Exercise goal> Would you return all of this data exactly, leaving nothing out?

Stored data>

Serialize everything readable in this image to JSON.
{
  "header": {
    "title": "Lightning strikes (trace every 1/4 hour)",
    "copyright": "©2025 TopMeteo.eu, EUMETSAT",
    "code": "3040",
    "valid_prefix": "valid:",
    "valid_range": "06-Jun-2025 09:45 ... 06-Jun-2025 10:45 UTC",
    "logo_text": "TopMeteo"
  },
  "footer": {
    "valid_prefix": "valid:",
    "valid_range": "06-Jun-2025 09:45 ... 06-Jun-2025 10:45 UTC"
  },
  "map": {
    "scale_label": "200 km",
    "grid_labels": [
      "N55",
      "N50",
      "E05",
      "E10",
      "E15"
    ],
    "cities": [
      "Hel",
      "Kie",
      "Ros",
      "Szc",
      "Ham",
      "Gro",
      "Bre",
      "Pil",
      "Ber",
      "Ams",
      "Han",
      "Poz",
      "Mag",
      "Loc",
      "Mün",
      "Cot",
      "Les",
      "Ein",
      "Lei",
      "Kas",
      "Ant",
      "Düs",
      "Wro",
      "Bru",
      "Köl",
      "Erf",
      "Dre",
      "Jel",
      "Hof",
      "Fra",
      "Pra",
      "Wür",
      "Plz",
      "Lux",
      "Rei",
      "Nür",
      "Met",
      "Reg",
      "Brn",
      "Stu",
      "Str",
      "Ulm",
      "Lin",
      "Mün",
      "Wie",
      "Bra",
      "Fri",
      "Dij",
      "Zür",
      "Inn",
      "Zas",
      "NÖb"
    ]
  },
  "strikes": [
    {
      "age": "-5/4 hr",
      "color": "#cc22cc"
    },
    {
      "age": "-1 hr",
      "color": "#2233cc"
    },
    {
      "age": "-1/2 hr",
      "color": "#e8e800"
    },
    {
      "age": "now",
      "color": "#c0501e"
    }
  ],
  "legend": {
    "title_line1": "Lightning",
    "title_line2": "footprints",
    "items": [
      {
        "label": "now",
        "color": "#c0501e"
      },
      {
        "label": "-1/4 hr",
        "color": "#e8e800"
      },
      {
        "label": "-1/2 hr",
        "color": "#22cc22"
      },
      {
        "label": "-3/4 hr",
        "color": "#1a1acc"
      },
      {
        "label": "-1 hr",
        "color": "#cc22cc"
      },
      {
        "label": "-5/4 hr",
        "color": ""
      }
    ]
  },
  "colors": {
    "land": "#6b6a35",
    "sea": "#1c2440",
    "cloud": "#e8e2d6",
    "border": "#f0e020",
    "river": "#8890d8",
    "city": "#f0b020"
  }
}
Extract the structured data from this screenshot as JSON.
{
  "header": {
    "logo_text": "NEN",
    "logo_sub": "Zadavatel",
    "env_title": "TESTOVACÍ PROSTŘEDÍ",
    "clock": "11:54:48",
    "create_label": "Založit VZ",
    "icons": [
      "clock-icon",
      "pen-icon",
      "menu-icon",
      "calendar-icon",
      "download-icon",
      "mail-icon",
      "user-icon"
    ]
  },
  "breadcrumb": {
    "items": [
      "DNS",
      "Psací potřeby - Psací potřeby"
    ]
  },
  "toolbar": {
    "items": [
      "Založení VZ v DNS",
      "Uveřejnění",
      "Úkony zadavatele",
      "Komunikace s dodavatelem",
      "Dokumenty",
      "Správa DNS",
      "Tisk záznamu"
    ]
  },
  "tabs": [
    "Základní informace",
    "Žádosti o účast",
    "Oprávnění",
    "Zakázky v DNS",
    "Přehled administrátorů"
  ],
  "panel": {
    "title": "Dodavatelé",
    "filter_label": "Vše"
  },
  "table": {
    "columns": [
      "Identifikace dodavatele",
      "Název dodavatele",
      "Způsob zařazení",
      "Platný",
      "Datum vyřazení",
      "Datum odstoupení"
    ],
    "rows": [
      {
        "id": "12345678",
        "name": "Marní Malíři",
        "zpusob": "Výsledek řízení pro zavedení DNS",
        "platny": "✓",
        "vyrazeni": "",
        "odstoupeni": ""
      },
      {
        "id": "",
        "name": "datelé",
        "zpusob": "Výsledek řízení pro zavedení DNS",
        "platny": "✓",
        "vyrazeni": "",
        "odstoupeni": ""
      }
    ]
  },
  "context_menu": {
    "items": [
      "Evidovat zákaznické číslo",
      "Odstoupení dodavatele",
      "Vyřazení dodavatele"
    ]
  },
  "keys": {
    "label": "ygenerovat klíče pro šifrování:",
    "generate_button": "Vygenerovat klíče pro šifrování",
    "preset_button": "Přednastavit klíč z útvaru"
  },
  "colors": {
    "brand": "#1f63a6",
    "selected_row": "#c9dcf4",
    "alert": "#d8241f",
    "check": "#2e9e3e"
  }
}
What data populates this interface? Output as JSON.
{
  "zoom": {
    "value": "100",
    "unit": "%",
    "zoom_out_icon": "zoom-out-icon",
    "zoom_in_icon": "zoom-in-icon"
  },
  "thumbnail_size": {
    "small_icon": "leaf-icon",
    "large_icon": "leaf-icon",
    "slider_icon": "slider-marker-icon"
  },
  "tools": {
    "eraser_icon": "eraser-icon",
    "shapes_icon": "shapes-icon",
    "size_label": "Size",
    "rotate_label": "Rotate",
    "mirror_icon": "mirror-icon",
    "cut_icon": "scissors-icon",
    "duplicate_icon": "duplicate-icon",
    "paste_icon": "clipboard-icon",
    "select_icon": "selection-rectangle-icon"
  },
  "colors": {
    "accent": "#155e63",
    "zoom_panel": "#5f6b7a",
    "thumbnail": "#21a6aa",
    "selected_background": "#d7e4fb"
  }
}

Result below>
Serialize everything readable in this image to JSON.
{
  "header": {
    "title": "Lightning strikes (trace every 1/4 hour)",
    "copyright": "©2025 TopMeteo.eu, EUMETSAT",
    "code": "3040",
    "valid_prefix": "valid:",
    "valid_range": "06-Jun-2025 09:45 ... 06-Jun-2025 10:45 UTC",
    "logo_text": "TopMeteo"
  },
  "footer": {
    "valid_prefix": "valid:",
    "valid_range": "06-Jun-2025 09:45 ... 06-Jun-2025 10:45 UTC"
  },
  "map": {
    "scale_label": "200 km",
    "grid_labels": [
      "N55",
      "N50",
      "E05",
      "E10",
      "E15"
    ],
    "cities": [
      "Hel",
      "Kie",
      "Ros",
      "Szc",
      "Ham",
      "Gro",
      "Bre",
      "Pil",
      "Ber",
      "Ams",
      "Han",
      "Poz",
      "Mag",
      "Loc",
      "Mün",
      "Cot",
      "Les",
      "Ein",
      "Lei",
      "Kas",
      "Ant",
      "Düs",
      "Wro",
      "Bru",
      "Köl",
      "Erf",
      "Dre",
      "Jel",
      "Hof",
      "Fra",
      "Pra",
      "Wür",
      "Plz",
      "Lux",
      "Rei",
      "Nür",
      "Met",
      "Reg",
      "Brn",
      "Stu",
      "Str",
      "Ulm",
      "Lin",
      "Mün",
      "Wie",
      "Bra",
      "Fri",
      "Dij",
      "Zür",
      "Inn",
      "Zas",
      "NÖb"
    ]
  },
  "strikes": [
    {
      "age": "-5/4 hr",
      "color": "#cc22cc"
    },
    {
      "age": "-1 hr",
      "color": "#2233cc"
    },
    {
      "age": "-1/2 hr",
      "color": "#e8e800"
    },
    {
      "age": "now",
      "color": "#c0501e"
    }
  ],
  "legend": {
    "title_line1": "Lightning",
    "title_line2": "footprints",
    "items": [
      {
        "label": "now",
        "color": "#c0501e"
      },
      {
        "label": "-1/4 hr",
        "color": "#e8e800"
      },
      {
        "label": "-1/2 hr",
        "color": "#22cc22"
      },
      {
        "label": "-3/4 hr",
        "color": "#1a1acc"
      },
      {
        "label": "-1 hr",
        "color": "#cc22cc"
      },
      {
        "label": "-5/4 hr",
        "color": ""
      }
    ]
  },
  "colors": {
    "land": "#6b6a35",
    "sea": "#1c2440",
    "cloud": "#e8e2d6",
    "border": "#f0e020",
    "river": "#8890d8",
    "city": "#f0b020"
  }
}
Extract the structured data from this screenshot as JSON.
{
  "header": {
    "logo_text": "NEN",
    "logo_sub": "Zadavatel",
    "env_title": "TESTOVACÍ PROSTŘEDÍ",
    "clock": "11:54:48",
    "create_label": "Založit VZ",
    "icons": [
      "clock-icon",
      "pen-icon",
      "menu-icon",
      "calendar-icon",
      "download-icon",
      "mail-icon",
      "user-icon"
    ]
  },
  "breadcrumb": {
    "items": [
      "DNS",
      "Psací potřeby - Psací potřeby"
    ]
  },
  "toolbar": {
    "items": [
      "Založení VZ v DNS",
      "Uveřejnění",
      "Úkony zadavatele",
      "Komunikace s dodavatelem",
      "Dokumenty",
      "Správa DNS",
      "Tisk záznamu"
    ]
  },
  "tabs": [
    "Základní informace",
    "Žádosti o účast",
    "Oprávnění",
    "Zakázky v DNS",
    "Přehled administrátorů"
  ],
  "panel": {
    "title": "Dodavatelé",
    "filter_label": "Vše"
  },
  "table": {
    "columns": [
      "Identifikace dodavatele",
      "Název dodavatele",
      "Způsob zařazení",
      "Platný",
      "Datum vyřazení",
      "Datum odstoupení"
    ],
    "rows": [
      {
        "id": "12345678",
        "name": "Marní Malíři",
        "zpusob": "Výsledek řízení pro zavedení DNS",
        "platny": "✓",
        "vyrazeni": "",
        "odstoupeni": ""
      },
      {
        "id": "",
        "name": "datelé",
        "zpusob": "Výsledek řízení pro zavedení DNS",
        "platny": "✓",
        "vyrazeni": "",
        "odstoupeni": ""
      }
    ]
  },
  "context_menu": {
    "items": [
      "Evidovat zákaznické číslo",
      "Odstoupení dodavatele",
      "Vyřazení dodavatele"
    ]
  },
  "keys": {
    "label": "ygenerovat klíče pro šifrování:",
    "generate_button": "Vygenerovat klíče pro šifrování",
    "preset_button": "Přednastavit klíč z útvaru"
  },
  "colors": {
    "brand": "#1f63a6",
    "selected_row": "#c9dcf4",
    "alert": "#d8241f",
    "check": "#2e9e3e"
  }
}
What data populates this interface? Output as JSON.
{
  "zoom": {
    "value": "100",
    "unit": "%",
    "zoom_out_icon": "zoom-out-icon",
    "zoom_in_icon": "zoom-in-icon"
  },
  "thumbnail_size": {
    "small_icon": "leaf-icon",
    "large_icon": "leaf-icon",
    "slider_icon": "slider-marker-icon"
  },
  "tools": {
    "eraser_icon": "eraser-icon",
    "shapes_icon": "shapes-icon",
    "size_label": "Size",
    "rotate_label": "Rotate",
    "mirror_icon": "mirror-icon",
    "cut_icon": "scissors-icon",
    "duplicate_icon": "duplicate-icon",
    "paste_icon": "clipboard-icon",
    "select_icon": "selection-rectangle-icon"
  },
  "colors": {
    "accent": "#155e63",
    "zoom_panel": "#5f6b7a",
    "thumbnail": "#21a6aa",
    "selected_background": "#d7e4fb"
  }
}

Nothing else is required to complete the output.